What is expected = Skip every picture and transcribe the remaining material exactly.

Given data =
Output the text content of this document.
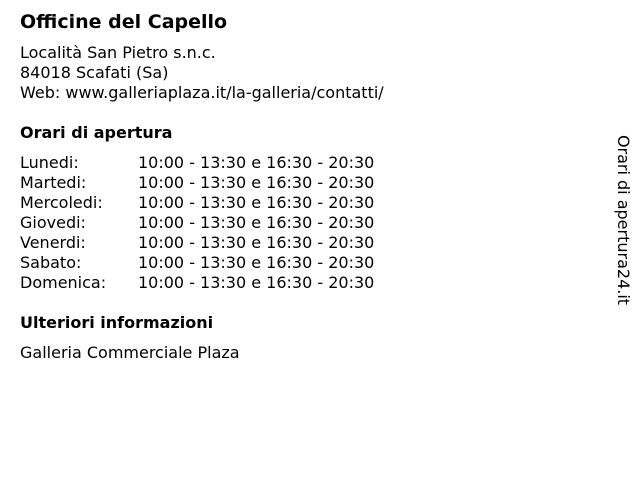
Officine del Capello
Località San Pietro s.n.c.
84018 Scafati (Sa)
Web: www.galleriaplaza.it/la-galleria/contatti/
Orari di apertura
Lunedi:	10:00 - 13:30 e 16:30 - 20:30
Martedi:	10:00 - 13:30 e 16:30 - 20:30
Mercoledi: 10:00 - 13:30 e 16:30 - 20:30
Giovedi:	10:00 - 13:30 e 16:30 - 20:30
Venerdi:	10:00 - 13:30 e 16:30 - 20:30
Sabato:	10:00 - 13:30 e 16:30 - 20:30
Domenica: 10:00 - 13:30 e 16:30 - 20:30
Ulteriori informazioni
Galleria Commerciale Plaza
Orari di apertura24.it
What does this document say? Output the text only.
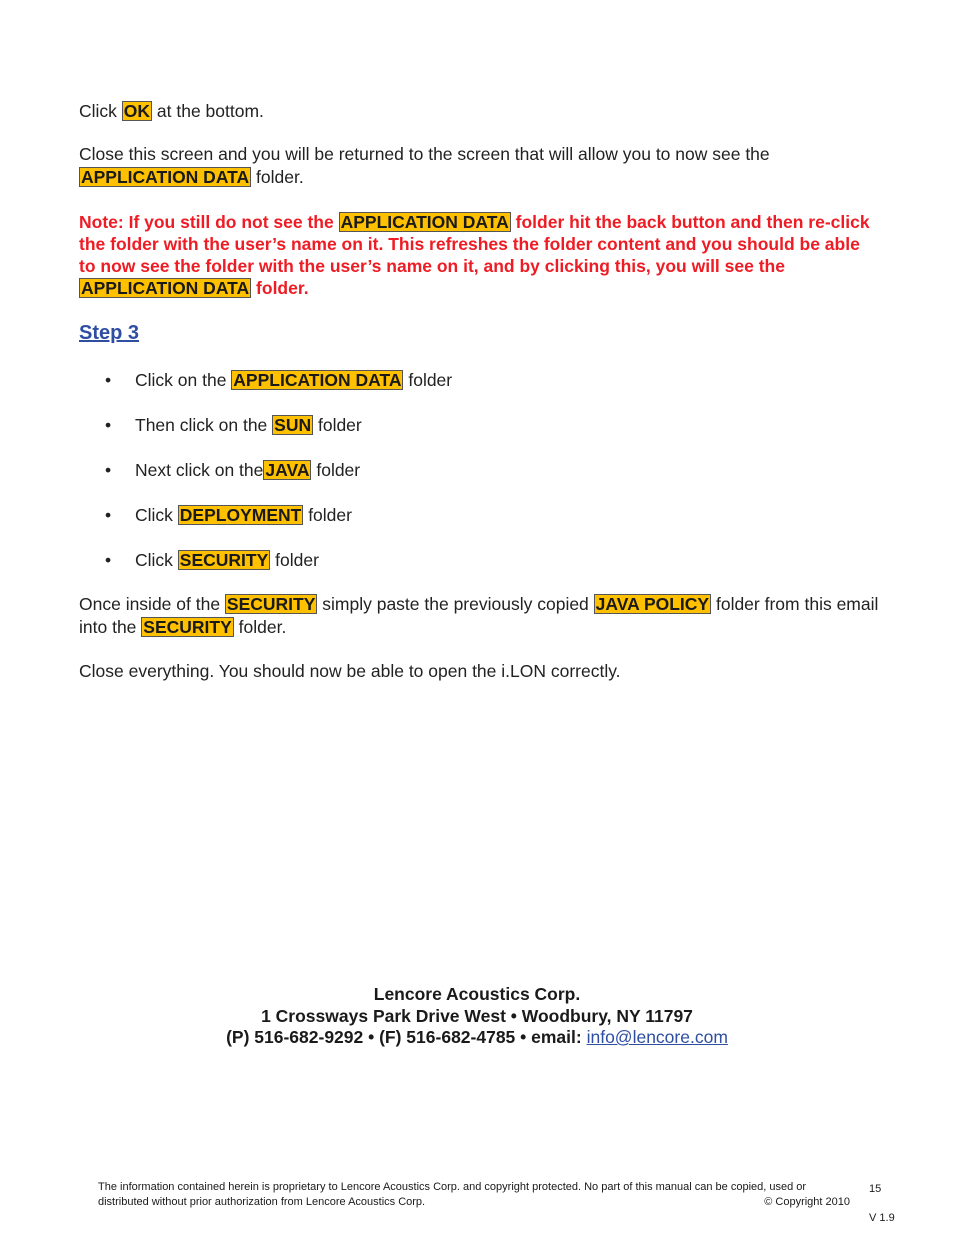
Click OK at the bottom.
Close this screen and you will be returned to the screen that will allow you to now see the APPLICATION DATA folder.
Note: If you still do not see the APPLICATION DATA folder hit the back button and then re-click the folder with the user’s name on it. This refreshes the folder content and you should be able to now see the folder with the user’s name on it, and by clicking this, you will see the APPLICATION DATA folder.
Step 3
•	Click on the APPLICATION DATA folder
•	Then click on the SUN folder
•	Next click on the JAVA folder
•	Click DEPLOYMENT folder
•	Click SECURITY folder
Once inside of the SECURITY simply paste the previously copied JAVA POLICY folder from this email into the SECURITY folder.
Close everything. You should now be able to open the i.LON correctly.
Lencore Acoustics Corp.
1 Crossways Park Drive West • Woodbury, NY 11797
(P) 516-682-9292 • (F) 516-682-4785 • email: info@lencore.com
The information contained herein is proprietary to Lencore Acoustics Corp. and copyright protected. No part of this manual can be copied, used or distributed without prior authorization from Lencore Acoustics Corp.	© Copyright 2010
15
V 1.9
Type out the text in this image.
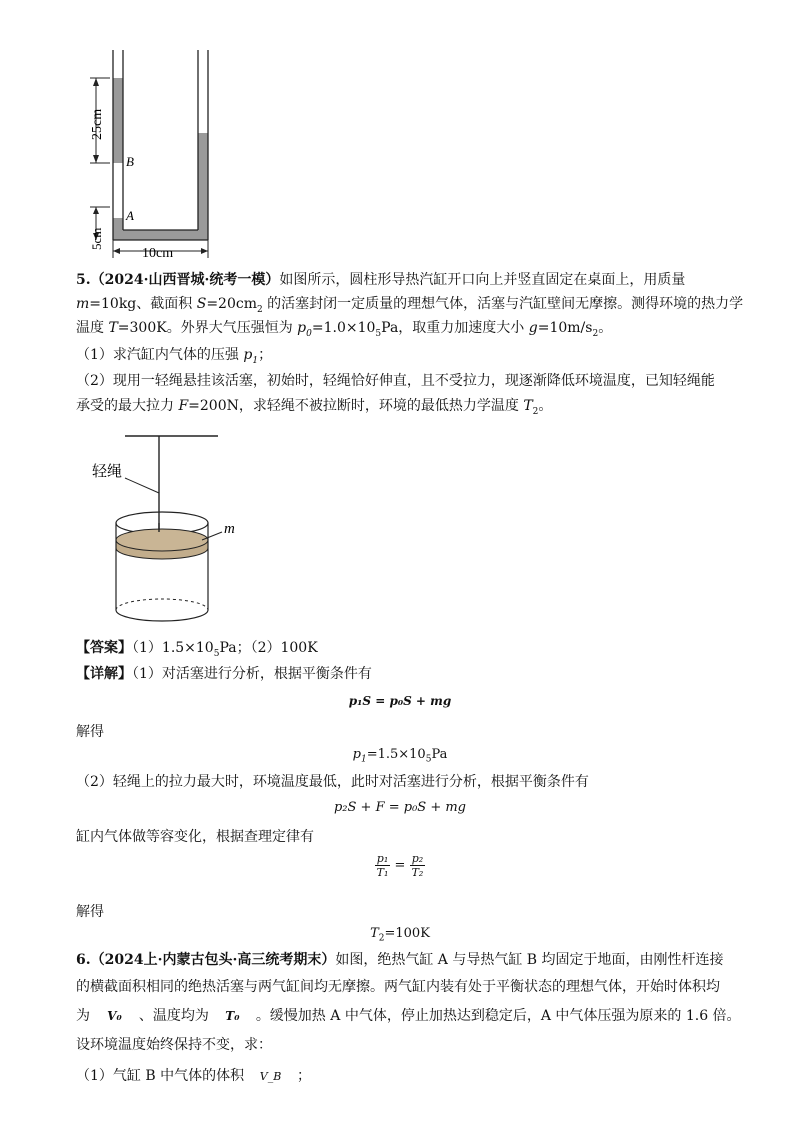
25cm
5cm
10cm
B
A
5.（2024·山西晋城·统考一模）如图所示，圆柱形导热汽缸开口向上并竖直固定在桌面上，用质量
m=10kg、截面积 $S=20cm_2$ 的活塞封闭一定质量的理想气体，活塞与汽缸壁间无摩擦。测得环境的热力学
温度 T=300K。外界大气压强恒为 $p_0=1.0\times 10_5Pa$，取重力加速度大小 $g=10m/s_2$。
（1）求汽缸内气体的压强 $p_1$；
（2）现用一轻绳悬挂该活塞，初始时，轻绳恰好伸直，且不受拉力，现逐渐降低环境温度，已知轻绳能
承受的最大拉力 F=200N，求轻绳不被拉断时，环境的最低热力学温度 $T_2$。
轻绳
m
【答案】$(1)1.5\times 10_5Pa$；（2）100K
【详解】（1）对活塞进行分析，根据平衡条件有
p₁S = p₀S + mg
解得
$p_1=1.5\times 10_5Pa$
（2）轻绳上的拉力最大时，环境温度最低，此时对活塞进行分析，根据平衡条件有
p₂S + F = p₀S + mg
缸内气体做等容变化，根据查理定律有
$\frac{\text{p₁}}{\text{T₁}} = \frac{\text{p₂}}{\text{T₂}}$
解得
$T_2=100K$
6.（2024上·内蒙古包头·高三统考期末）如图，绝热气缸 A 与导热气缸 B 均固定于地面，由刚性杆连接
的横截面积相同的绝热活塞与两气缸间均无摩擦。两气缸内装有处于平衡状态的理想气体，开始时体积均
为 V₀ 、温度均为 T₀ 。缓慢加热 A 中气体，停止加热达到稳定后，A 中气体压强为原来的 1.6 倍。
设环境温度始终保持不变，求：
（1）气缸 B 中气体的体积 V_B ；
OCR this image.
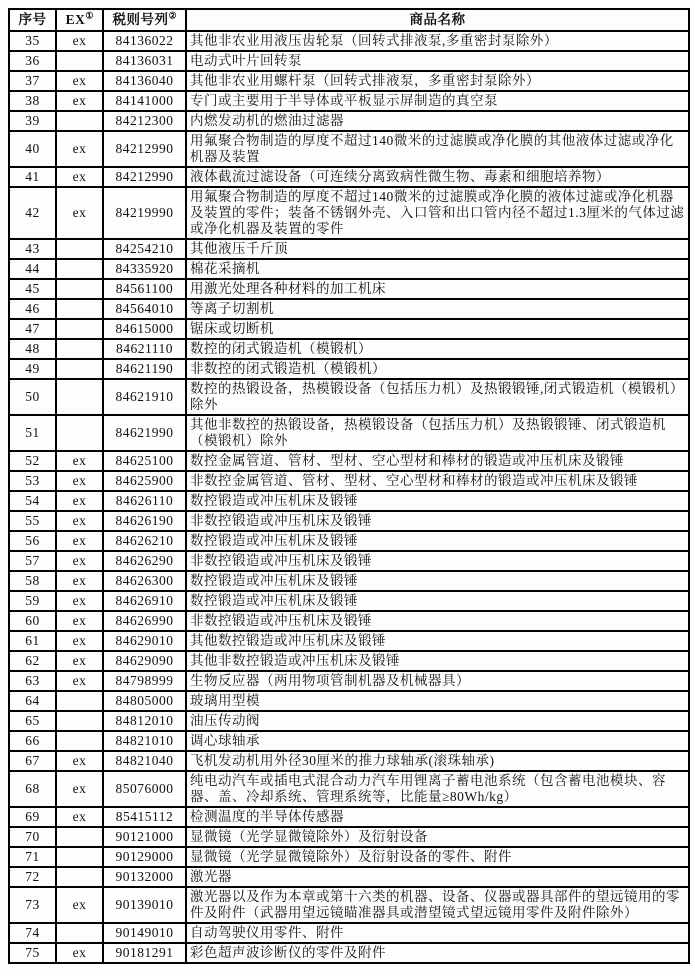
序号	EX①	税则号列②	商品名称
35	ex	84136022	其他非农业用液压齿轮泵（回转式排液泵,多重密封泵除外）
36		84136031	电动式叶片回转泵
37	ex	84136040	其他非农业用螺杆泵（回转式排液泵，多重密封泵除外）
38	ex	84141000	专门或主要用于半导体或平板显示屏制造的真空泵
39		84212300	内燃发动机的燃油过滤器
40	ex	84212990	用氟聚合物制造的厚度不超过140微米的过滤膜或净化膜的其他液体过滤或净化机器及装置
41	ex	84212990	液体截流过滤设备（可连续分离致病性微生物、毒素和细胞培养物）
42	ex	84219990	用氟聚合物制造的厚度不超过140微米的过滤膜或净化膜的液体过滤或净化机器及装置的零件；装备不锈钢外壳、入口管和出口管内径不超过1.3厘米的气体过滤或净化机器及装置的零件
43		84254210	其他液压千斤顶
44		84335920	棉花采摘机
45		84561100	用激光处理各种材料的加工机床
46		84564010	等离子切割机
47		84615000	锯床或切断机
48		84621110	数控的闭式锻造机（模锻机）
49		84621190	非数控的闭式锻造机（模锻机）
50		84621910	数控的热锻设备，热模锻设备（包括压力机）及热锻锻锤,闭式锻造机（模锻机）除外
51		84621990	其他非数控的热锻设备，热模锻设备（包括压力机）及热锻锻锤、闭式锻造机（模锻机）除外
52	ex	84625100	数控金属管道、管材、型材、空心型材和棒材的锻造或冲压机床及锻锤
53	ex	84625900	非数控金属管道、管材、型材、空心型材和棒材的锻造或冲压机床及锻锤
54	ex	84626110	数控锻造或冲压机床及锻锤
55	ex	84626190	非数控锻造或冲压机床及锻锤
56	ex	84626210	数控锻造或冲压机床及锻锤
57	ex	84626290	非数控锻造或冲压机床及锻锤
58	ex	84626300	数控锻造或冲压机床及锻锤
59	ex	84626910	数控锻造或冲压机床及锻锤
60	ex	84626990	非数控锻造或冲压机床及锻锤
61	ex	84629010	其他数控锻造或冲压机床及锻锤
62	ex	84629090	其他非数控锻造或冲压机床及锻锤
63	ex	84798999	生物反应器（两用物项管制机器及机械器具）
64		84805000	玻璃用型模
65		84812010	油压传动阀
66		84821010	调心球轴承
67	ex	84821040	飞机发动机用外径30厘米的推力球轴承(滚珠轴承)
68	ex	85076000	纯电动汽车或插电式混合动力汽车用锂离子蓄电池系统（包含蓄电池模块、容器、盖、冷却系统、管理系统等，比能量≥80Wh/kg）
69	ex	85415112	检测温度的半导体传感器
70		90121000	显微镜（光学显微镜除外）及衍射设备
71		90129000	显微镜（光学显微镜除外）及衍射设备的零件、附件
72		90132000	激光器
73	ex	90139010	激光器以及作为本章或第十六类的机器、设备、仪器或器具部件的望远镜用的零件及附件（武器用望远镜瞄准器具或潜望镜式望远镜用零件及附件除外）
74		90149010	自动驾驶仪用零件、附件
75	ex	90181291	彩色超声波诊断仪的零件及附件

Exercise solution =
Output the text content of this document.
Officine del Capello
Località San Pietro s.n.c.
84018 Scafati (Sa)
Web: www.galleriaplaza.it/la-galleria/contatti/
Orari di apertura
Lunedi:	10:00 - 13:30 e 16:30 - 20:30
Martedi:	10:00 - 13:30 e 16:30 - 20:30
Mercoledi: 10:00 - 13:30 e 16:30 - 20:30
Giovedi:	10:00 - 13:30 e 16:30 - 20:30
Venerdi:	10:00 - 13:30 e 16:30 - 20:30
Sabato:	10:00 - 13:30 e 16:30 - 20:30
Domenica: 10:00 - 13:30 e 16:30 - 20:30
Ulteriori informazioni
Galleria Commerciale Plaza
Orari di apertura24.it
What does this document say? Output the text only.
Click OK at the bottom.
Close this screen and you will be returned to the screen that will allow you to now see the APPLICATION DATA folder.
Note: If you still do not see the APPLICATION DATA folder hit the back button and then re-click the folder with the user’s name on it. This refreshes the folder content and you should be able to now see the folder with the user’s name on it, and by clicking this, you will see the APPLICATION DATA folder.
Step 3
•	Click on the APPLICATION DATA folder
•	Then click on the SUN folder
•	Next click on the JAVA folder
•	Click DEPLOYMENT folder
•	Click SECURITY folder
Once inside of the SECURITY simply paste the previously copied JAVA POLICY folder from this email into the SECURITY folder.
Close everything. You should now be able to open the i.LON correctly.
Lencore Acoustics Corp.
1 Crossways Park Drive West • Woodbury, NY 11797
(P) 516-682-9292 • (F) 516-682-4785 • email: info@lencore.com
The information contained herein is proprietary to Lencore Acoustics Corp. and copyright protected. No part of this manual can be copied, used or distributed without prior authorization from Lencore Acoustics Corp.	© Copyright 2010
15
V 1.9
Type out the text in this image.
25cm
5cm
10cm
B
A
5.（2024·山西晋城·统考一模）如图所示，圆柱形导热汽缸开口向上并竖直固定在桌面上，用质量
m=10kg、截面积 $S=20cm_2$ 的活塞封闭一定质量的理想气体，活塞与汽缸壁间无摩擦。测得环境的热力学
温度 T=300K。外界大气压强恒为 $p_0=1.0\times 10_5Pa$，取重力加速度大小 $g=10m/s_2$。
（1）求汽缸内气体的压强 $p_1$；
（2）现用一轻绳悬挂该活塞，初始时，轻绳恰好伸直，且不受拉力，现逐渐降低环境温度，已知轻绳能
承受的最大拉力 F=200N，求轻绳不被拉断时，环境的最低热力学温度 $T_2$。
轻绳
m
【答案】$(1)1.5\times 10_5Pa$；（2）100K
【详解】（1）对活塞进行分析，根据平衡条件有
p₁S = p₀S + mg
解得
$p_1=1.5\times 10_5Pa$
（2）轻绳上的拉力最大时，环境温度最低，此时对活塞进行分析，根据平衡条件有
p₂S + F = p₀S + mg
缸内气体做等容变化，根据查理定律有
$\frac{\text{p₁}}{\text{T₁}} = \frac{\text{p₂}}{\text{T₂}}$
解得
$T_2=100K$
6.（2024上·内蒙古包头·高三统考期末）如图，绝热气缸 A 与导热气缸 B 均固定于地面，由刚性杆连接
的横截面积相同的绝热活塞与两气缸间均无摩擦。两气缸内装有处于平衡状态的理想气体，开始时体积均
为 V₀ 、温度均为 T₀ 。缓慢加热 A 中气体，停止加热达到稳定后，A 中气体压强为原来的 1.6 倍。
设环境温度始终保持不变，求：
（1）气缸 B 中气体的体积 V_B ；
OCR this image.
序号	EX①	税则号列②	商品名称
35	ex	84136022	其他非农业用液压齿轮泵（回转式排液泵,多重密封泵除外）
36		84136031	电动式叶片回转泵
37	ex	84136040	其他非农业用螺杆泵（回转式排液泵，多重密封泵除外）
38	ex	84141000	专门或主要用于半导体或平板显示屏制造的真空泵
39		84212300	内燃发动机的燃油过滤器
40	ex	84212990	用氟聚合物制造的厚度不超过140微米的过滤膜或净化膜的其他液体过滤或净化机器及装置
41	ex	84212990	液体截流过滤设备（可连续分离致病性微生物、毒素和细胞培养物）
42	ex	84219990	用氟聚合物制造的厚度不超过140微米的过滤膜或净化膜的液体过滤或净化机器及装置的零件；装备不锈钢外壳、入口管和出口管内径不超过1.3厘米的气体过滤或净化机器及装置的零件
43		84254210	其他液压千斤顶
44		84335920	棉花采摘机
45		84561100	用激光处理各种材料的加工机床
46		84564010	等离子切割机
47		84615000	锯床或切断机
48		84621110	数控的闭式锻造机（模锻机）
49		84621190	非数控的闭式锻造机（模锻机）
50		84621910	数控的热锻设备，热模锻设备（包括压力机）及热锻锻锤,闭式锻造机（模锻机）除外
51		84621990	其他非数控的热锻设备，热模锻设备（包括压力机）及热锻锻锤、闭式锻造机（模锻机）除外
52	ex	84625100	数控金属管道、管材、型材、空心型材和棒材的锻造或冲压机床及锻锤
53	ex	84625900	非数控金属管道、管材、型材、空心型材和棒材的锻造或冲压机床及锻锤
54	ex	84626110	数控锻造或冲压机床及锻锤
55	ex	84626190	非数控锻造或冲压机床及锻锤
56	ex	84626210	数控锻造或冲压机床及锻锤
57	ex	84626290	非数控锻造或冲压机床及锻锤
58	ex	84626300	数控锻造或冲压机床及锻锤
59	ex	84626910	数控锻造或冲压机床及锻锤
60	ex	84626990	非数控锻造或冲压机床及锻锤
61	ex	84629010	其他数控锻造或冲压机床及锻锤
62	ex	84629090	其他非数控锻造或冲压机床及锻锤
63	ex	84798999	生物反应器（两用物项管制机器及机械器具）
64		84805000	玻璃用型模
65		84812010	油压传动阀
66		84821010	调心球轴承
67	ex	84821040	飞机发动机用外径30厘米的推力球轴承(滚珠轴承)
68	ex	85076000	纯电动汽车或插电式混合动力汽车用锂离子蓄电池系统（包含蓄电池模块、容器、盖、冷却系统、管理系统等，比能量≥80Wh/kg）
69	ex	85415112	检测温度的半导体传感器
70		90121000	显微镜（光学显微镜除外）及衍射设备
71		90129000	显微镜（光学显微镜除外）及衍射设备的零件、附件
72		90132000	激光器
73	ex	90139010	激光器以及作为本章或第十六类的机器、设备、仪器或器具部件的望远镜用的零件及附件（武器用望远镜瞄准器具或潜望镜式望远镜用零件及附件除外）
74		90149010	自动驾驶仪用零件、附件
75	ex	90181291	彩色超声波诊断仪的零件及附件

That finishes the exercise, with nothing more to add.